Dataset records:
───

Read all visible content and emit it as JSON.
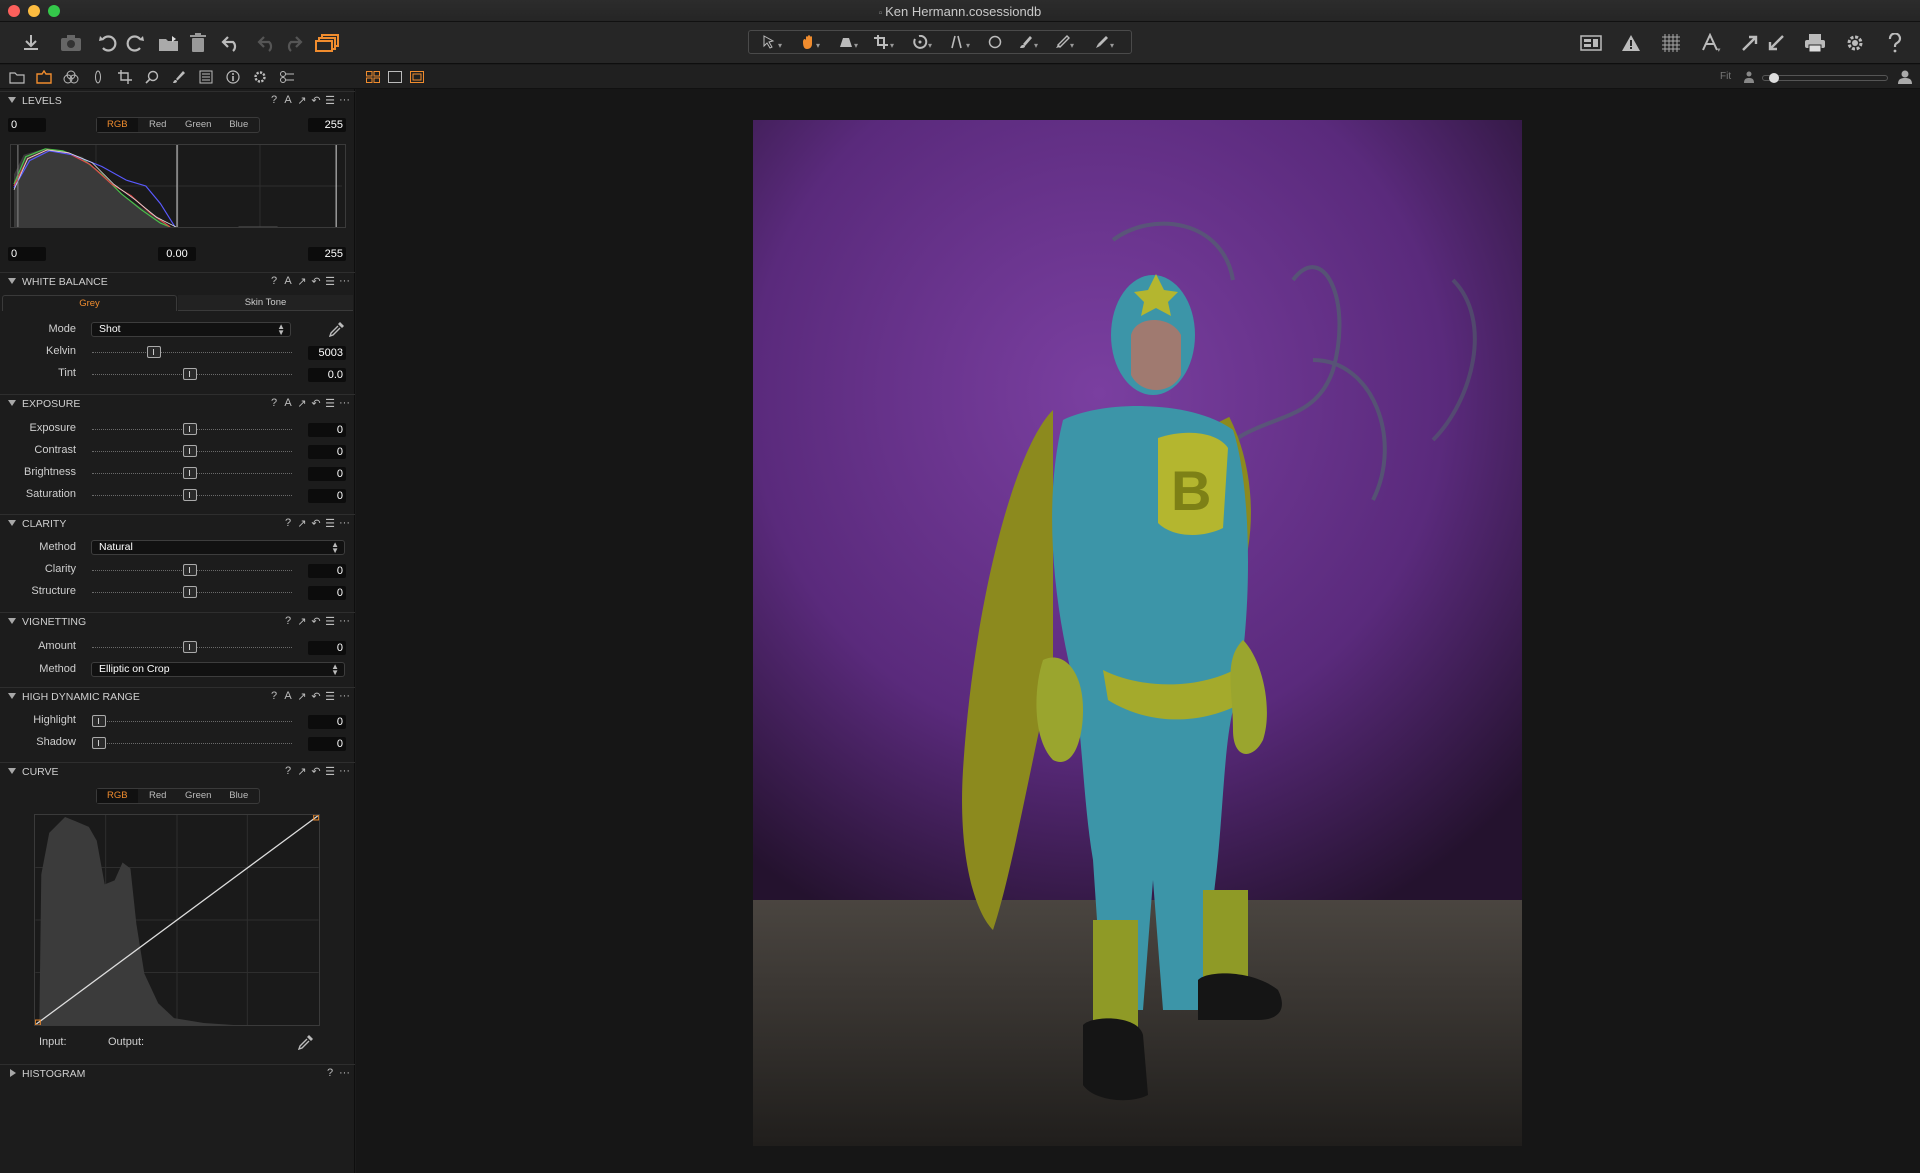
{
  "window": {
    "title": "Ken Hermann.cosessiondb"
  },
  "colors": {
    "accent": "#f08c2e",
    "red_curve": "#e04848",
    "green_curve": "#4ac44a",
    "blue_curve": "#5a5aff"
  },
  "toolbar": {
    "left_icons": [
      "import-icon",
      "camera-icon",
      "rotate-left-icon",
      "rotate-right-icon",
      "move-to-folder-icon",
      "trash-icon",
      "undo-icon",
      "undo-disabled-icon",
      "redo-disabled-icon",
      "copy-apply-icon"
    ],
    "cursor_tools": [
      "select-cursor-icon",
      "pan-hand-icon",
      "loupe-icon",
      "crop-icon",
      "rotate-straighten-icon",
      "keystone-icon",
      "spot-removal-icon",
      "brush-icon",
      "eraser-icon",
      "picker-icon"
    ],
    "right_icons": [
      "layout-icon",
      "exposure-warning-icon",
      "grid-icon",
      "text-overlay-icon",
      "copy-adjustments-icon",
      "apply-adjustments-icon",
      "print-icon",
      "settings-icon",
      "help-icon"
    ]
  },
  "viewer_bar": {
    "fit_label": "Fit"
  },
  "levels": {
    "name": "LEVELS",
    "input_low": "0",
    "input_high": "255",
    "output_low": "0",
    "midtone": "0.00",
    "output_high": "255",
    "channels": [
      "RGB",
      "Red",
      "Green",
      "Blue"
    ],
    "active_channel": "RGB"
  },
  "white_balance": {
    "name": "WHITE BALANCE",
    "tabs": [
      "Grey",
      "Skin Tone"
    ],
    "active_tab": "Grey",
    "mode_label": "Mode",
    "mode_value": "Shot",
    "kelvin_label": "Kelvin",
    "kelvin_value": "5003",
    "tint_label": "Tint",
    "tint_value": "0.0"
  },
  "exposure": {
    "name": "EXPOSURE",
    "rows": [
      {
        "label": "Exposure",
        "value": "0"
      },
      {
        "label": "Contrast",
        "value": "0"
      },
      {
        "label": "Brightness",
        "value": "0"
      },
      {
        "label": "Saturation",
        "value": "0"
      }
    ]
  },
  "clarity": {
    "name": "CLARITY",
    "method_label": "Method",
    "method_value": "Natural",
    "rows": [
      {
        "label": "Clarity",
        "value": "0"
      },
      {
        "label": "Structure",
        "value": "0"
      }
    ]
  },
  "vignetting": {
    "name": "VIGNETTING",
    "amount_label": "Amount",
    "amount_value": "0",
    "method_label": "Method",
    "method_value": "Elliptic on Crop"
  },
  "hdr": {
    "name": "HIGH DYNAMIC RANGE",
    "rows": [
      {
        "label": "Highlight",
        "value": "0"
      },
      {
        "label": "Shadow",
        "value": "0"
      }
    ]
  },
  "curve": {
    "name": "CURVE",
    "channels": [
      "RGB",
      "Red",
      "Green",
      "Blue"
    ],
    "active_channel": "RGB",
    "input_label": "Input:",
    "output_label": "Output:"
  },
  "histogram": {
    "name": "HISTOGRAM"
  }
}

───

## INSTRUCTIONS TO FOLLOW
Make an exact copy of every record, pictures excluded.

## EXERCISE RESULT
Read all visible content and emit it as JSON.
{
  "window": {
    "title": "Ken Hermann.cosessiondb"
  },
  "colors": {
    "accent": "#f08c2e",
    "red_curve": "#e04848",
    "green_curve": "#4ac44a",
    "blue_curve": "#5a5aff"
  },
  "toolbar": {
    "left_icons": [
      "import-icon",
      "camera-icon",
      "rotate-left-icon",
      "rotate-right-icon",
      "move-to-folder-icon",
      "trash-icon",
      "undo-icon",
      "undo-disabled-icon",
      "redo-disabled-icon",
      "copy-apply-icon"
    ],
    "cursor_tools": [
      "select-cursor-icon",
      "pan-hand-icon",
      "loupe-icon",
      "crop-icon",
      "rotate-straighten-icon",
      "keystone-icon",
      "spot-removal-icon",
      "brush-icon",
      "eraser-icon",
      "picker-icon"
    ],
    "right_icons": [
      "layout-icon",
      "exposure-warning-icon",
      "grid-icon",
      "text-overlay-icon",
      "copy-adjustments-icon",
      "apply-adjustments-icon",
      "print-icon",
      "settings-icon",
      "help-icon"
    ]
  },
  "viewer_bar": {
    "fit_label": "Fit"
  },
  "levels": {
    "name": "LEVELS",
    "input_low": "0",
    "input_high": "255",
    "output_low": "0",
    "midtone": "0.00",
    "output_high": "255",
    "channels": [
      "RGB",
      "Red",
      "Green",
      "Blue"
    ],
    "active_channel": "RGB"
  },
  "white_balance": {
    "name": "WHITE BALANCE",
    "tabs": [
      "Grey",
      "Skin Tone"
    ],
    "active_tab": "Grey",
    "mode_label": "Mode",
    "mode_value": "Shot",
    "kelvin_label": "Kelvin",
    "kelvin_value": "5003",
    "tint_label": "Tint",
    "tint_value": "0.0"
  },
  "exposure": {
    "name": "EXPOSURE",
    "rows": [
      {
        "label": "Exposure",
        "value": "0"
      },
      {
        "label": "Contrast",
        "value": "0"
      },
      {
        "label": "Brightness",
        "value": "0"
      },
      {
        "label": "Saturation",
        "value": "0"
      }
    ]
  },
  "clarity": {
    "name": "CLARITY",
    "method_label": "Method",
    "method_value": "Natural",
    "rows": [
      {
        "label": "Clarity",
        "value": "0"
      },
      {
        "label": "Structure",
        "value": "0"
      }
    ]
  },
  "vignetting": {
    "name": "VIGNETTING",
    "amount_label": "Amount",
    "amount_value": "0",
    "method_label": "Method",
    "method_value": "Elliptic on Crop"
  },
  "hdr": {
    "name": "HIGH DYNAMIC RANGE",
    "rows": [
      {
        "label": "Highlight",
        "value": "0"
      },
      {
        "label": "Shadow",
        "value": "0"
      }
    ]
  },
  "curve": {
    "name": "CURVE",
    "channels": [
      "RGB",
      "Red",
      "Green",
      "Blue"
    ],
    "active_channel": "RGB",
    "input_label": "Input:",
    "output_label": "Output:"
  },
  "histogram": {
    "name": "HISTOGRAM"
  }
}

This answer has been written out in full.